**SET PROBLEM**. In the market risk disclosure below, condense the paragraph beginning "We face market risk exposure" into a short bulleted list that keeps its main facts.

ITEM 3. QUANTITATIVE AND QUALITATIVE DISCLOSURES ABOUT MARKET RISK
Interest Rate Risk
     Our market risk exposure relates to changes in interest rates in our investment portfolio. We generally place our investments with high-credit quality issuers and, by policy, are averse to principal loss and seek to protect and preserve our invested funds by limiting default risk, market risk and reinvestment risk. As of March 31, 2010, our investments consisted primarily of commercial paper, treasury bills, certificates of deposit, corporate bonds, municipal bonds, agency bonds, auction rate securities and notes and institutional money markets.
     As a measurement of the sensitivity of our portfolio, if interest rates were to fluctuate by 100 basis points, the impact on total yield would be approximately $0.2 million.
Auction Rate Securities Risk
     We face market risk exposure associated with our investments in auction rate securities (“ARS”). Our investments in auction rate securities are classified as trading securities and were recorded at fair value of $18.3 million at March 31, 2010. The underlying securities related to these investments are student loans, which accounted for $16.6 million of the recorded fair value, and other municipal holdings, which accounted for the remaining $1.7 million of the recorded fair value. These ARS were intended to provide liquidity via an auction process that resets the applicable interest rate approximately every 30 days and allows investors to either roll over their holdings or gain immediate liquidity by selling such investments at par. As a result of current negative conditions in the global credit markets, since February 2008, the large majority of the auctions for our investment in these securities have failed to settle, causing us to continue to hold the securities. Based on the estimated fair value of the ARS, during the three months ended March 31, 2010, we recorded an unrealized gain on these securities of approximately $0.1 million, reflecting the increase in the estimated fair value of these securities. We continue to monitor the market for auction rate securities and consider its impact, if any, on the fair value of these investments. If current market conditions deteriorate further, we may be required to record additional losses.

**DATA SUPPLIED**.
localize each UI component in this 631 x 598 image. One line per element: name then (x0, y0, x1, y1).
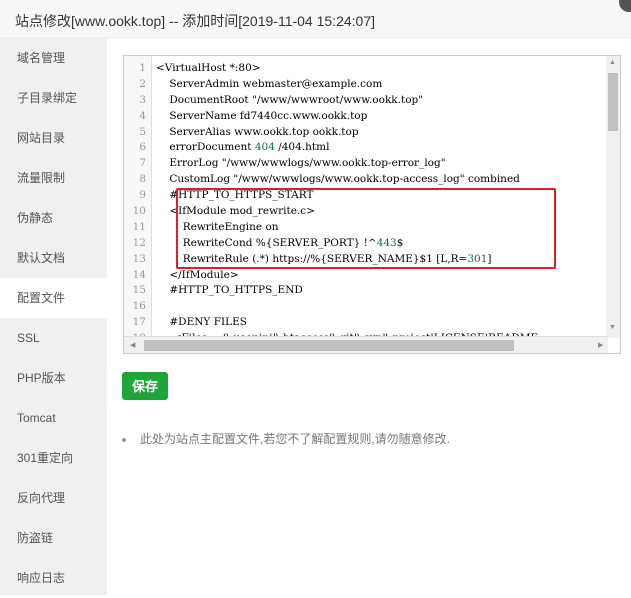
text-token: $ (396, 236, 404, 249)
sidebar-item[interactable]: Tomcat (0, 398, 107, 438)
numeric-token: 404 (254, 141, 275, 154)
text-token: ] (487, 252, 492, 265)
sidebar: 域名管理 子目录绑定 网站目录 流量限制 伪静态 默认文档 配置文件 SSL PHP版本 Tomc… (0, 38, 107, 595)
line-number: 6 (139, 141, 146, 154)
line-text: </IfModule> (156, 268, 239, 281)
horizontal-scrollbar[interactable]: ◀ ▶ (124, 336, 608, 353)
sidebar-item[interactable]: 网站目录 (0, 118, 107, 158)
code-line: 5 ServerAlias www.ookk.top ookk.top (124, 125, 538, 141)
line-text: #HTTP_TO_HTTPS_START (156, 189, 314, 202)
text-token: /404.html (274, 141, 330, 154)
line-number: 1 (139, 62, 146, 74)
line-text: ErrorLog "/www/wwwlogs/www.ookk.top-erro… (156, 157, 446, 170)
numeric-token: 443 (376, 236, 397, 249)
line-text: <VirtualHost *:80> (156, 62, 261, 74)
config-editor[interactable]: 1 <VirtualHost *:80> 2 ServerAdmin webmast… (123, 55, 621, 354)
code-line: 13 RewriteRule (.*) https://%{SERVER_NAM… (124, 252, 538, 268)
line-number: 10 (132, 205, 146, 218)
close-icon[interactable] (619, 0, 631, 12)
line-text: #HTTP_TO_HTTPS_END (156, 284, 303, 297)
sidebar-item[interactable]: 子目录绑定 (0, 78, 107, 118)
horizontal-scroll-thumb[interactable] (144, 340, 514, 351)
scroll-right-icon[interactable]: ▶ (598, 341, 603, 349)
text-token: errorDocument (156, 141, 255, 154)
tips-list: 此处为站点主配置文件,若您不了解配置规则,请勿随意修改. (122, 430, 450, 447)
line-number: 16 (132, 300, 146, 313)
line-text: RewriteEngine on (156, 220, 279, 233)
code-content[interactable]: 1 <VirtualHost *:80> 2 ServerAdmin webmast… (124, 61, 539, 347)
code-line: 12 RewriteCond %{SERVER_PORT} !^443$ (124, 236, 538, 252)
line-number: 4 (139, 109, 146, 122)
sidebar-item[interactable]: 默认文档 (0, 238, 107, 278)
line-text: ServerAdmin webmaster@example.com (156, 77, 383, 90)
line-number: 14 (132, 268, 146, 281)
line-text: RewriteCond %{SERVER_PORT} !^443$ (156, 236, 404, 249)
save-button[interactable]: 保存 (122, 372, 168, 400)
sidebar-item[interactable]: 反向代理 (0, 478, 107, 518)
sidebar-item[interactable]: 配置文件 (0, 278, 107, 318)
line-number: 12 (132, 236, 146, 249)
line-number: 2 (139, 77, 146, 90)
line-text: CustomLog "/www/wwwlogs/www.ookk.top-acc… (156, 173, 520, 186)
line-number: 5 (139, 125, 146, 138)
code-line: 9 #HTTP_TO_HTTPS_START (124, 188, 538, 204)
line-number: 7 (139, 157, 146, 170)
code-line: 17 #DENY FILES (124, 315, 538, 331)
code-line: 7 ErrorLog "/www/wwwlogs/www.ookk.top-er… (124, 156, 538, 172)
line-number: 15 (132, 284, 146, 297)
line-text: ServerName fd7440cc.www.ookk.top (156, 109, 368, 122)
numeric-token: 301 (467, 252, 488, 265)
vertical-scroll-thumb[interactable] (608, 73, 618, 131)
text-token: RewriteCond %{SERVER_PORT} !^ (156, 236, 377, 249)
vertical-scrollbar[interactable]: ▲ ▼ (606, 56, 620, 338)
code-line: 1 <VirtualHost *:80> (124, 61, 538, 77)
code-line: 2 ServerAdmin webmaster@example.com (124, 77, 538, 93)
dialog-title: 站点修改[www.ookk.top] -- 添加时间[2019-11-04 15… (15, 13, 375, 29)
sidebar-item[interactable]: 域名管理 (0, 38, 107, 78)
line-number: 17 (132, 316, 146, 329)
scroll-up-icon[interactable]: ▲ (609, 59, 616, 66)
code-line: 8 CustomLog "/www/wwwlogs/www.ookk.top-a… (124, 172, 538, 188)
sidebar-item[interactable]: 301重定向 (0, 438, 107, 478)
line-number: 9 (139, 189, 146, 202)
sidebar-item[interactable]: 流量限制 (0, 158, 107, 198)
scroll-down-icon[interactable]: ▼ (609, 324, 616, 331)
line-text: RewriteRule (.*) https://%{SERVER_NAME}$… (156, 253, 492, 265)
code-line: 16 (124, 299, 538, 315)
code-line: 15 #HTTP_TO_HTTPS_END (124, 283, 538, 299)
line-text: DocumentRoot "/www/wwwroot/www.ookk.top" (156, 93, 424, 106)
dialog-titlebar: 站点修改[www.ookk.top] -- 添加时间[2019-11-04 15… (0, 0, 631, 38)
code-line: 10 <IfModule mod_rewrite.c> (124, 204, 538, 220)
code-line: 3 DocumentRoot "/www/wwwroot/www.ookk.to… (124, 93, 538, 109)
sidebar-item[interactable]: SSL (0, 318, 107, 358)
line-number: 8 (139, 173, 146, 186)
line-number: 11 (132, 220, 146, 233)
code-line: 6 errorDocument 404 /404.html (124, 140, 538, 156)
tip-text: 此处为站点主配置文件,若您不了解配置规则,请勿随意修改. (140, 432, 451, 446)
bullet-icon (122, 437, 126, 442)
sidebar-item[interactable]: 伪静态 (0, 198, 107, 238)
line-text: errorDocument 404 /404.html (156, 141, 329, 153)
text-token: RewriteRule (.*) https://%{SERVER_NAME}$… (156, 252, 468, 265)
code-line: 14 </IfModule> (124, 268, 538, 284)
line-number: 13 (132, 252, 146, 265)
line-text: ServerAlias www.ookk.top ookk.top (156, 125, 359, 138)
line-number: 3 (139, 93, 146, 106)
sidebar-item[interactable]: PHP版本 (0, 358, 107, 398)
line-text: #DENY FILES (156, 316, 247, 329)
line-text: <IfModule mod_rewrite.c> (156, 205, 315, 218)
code-line: 11 RewriteEngine on (124, 220, 538, 236)
scroll-left-icon[interactable]: ◀ (130, 341, 135, 349)
sidebar-item[interactable]: 响应日志 (0, 558, 107, 598)
code-line: 4 ServerName fd7440cc.www.ookk.top (124, 109, 538, 125)
sidebar-item[interactable]: 防盗链 (0, 518, 107, 558)
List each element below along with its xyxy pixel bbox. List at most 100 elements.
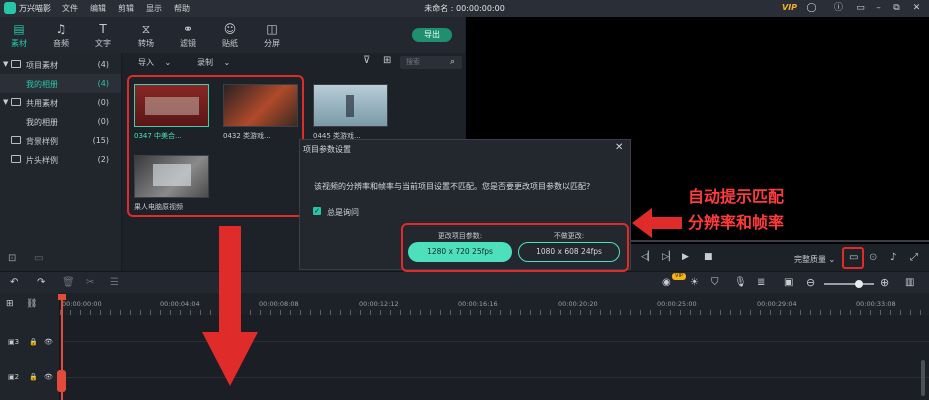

**SOLUTION FOR THIS EXERCISE**.
- Investments in auction rate securities (ARS) carry market risk. They are classified as trading securities and were recorded at a fair value of $18.3 million at March 31, 2010.
- The underlying securities are student loans ($16.6 million) and other municipal holdings ($1.7 million).
- The ARS were meant to provide liquidity through auctions. These auctions reset the interest rate about every 30 days and let investors roll over their holdings or sell at par.
- Because of negative global credit conditions, most auctions have failed to settle since February 2008, so the securities are still held.
- For the three months ended March 31, 2010, an unrealized gain of about $0.1 million was recorded, reflecting a higher estimated fair value.
- The ARS market continues to be monitored. If conditions deteriorate further, additional losses may have to be recorded.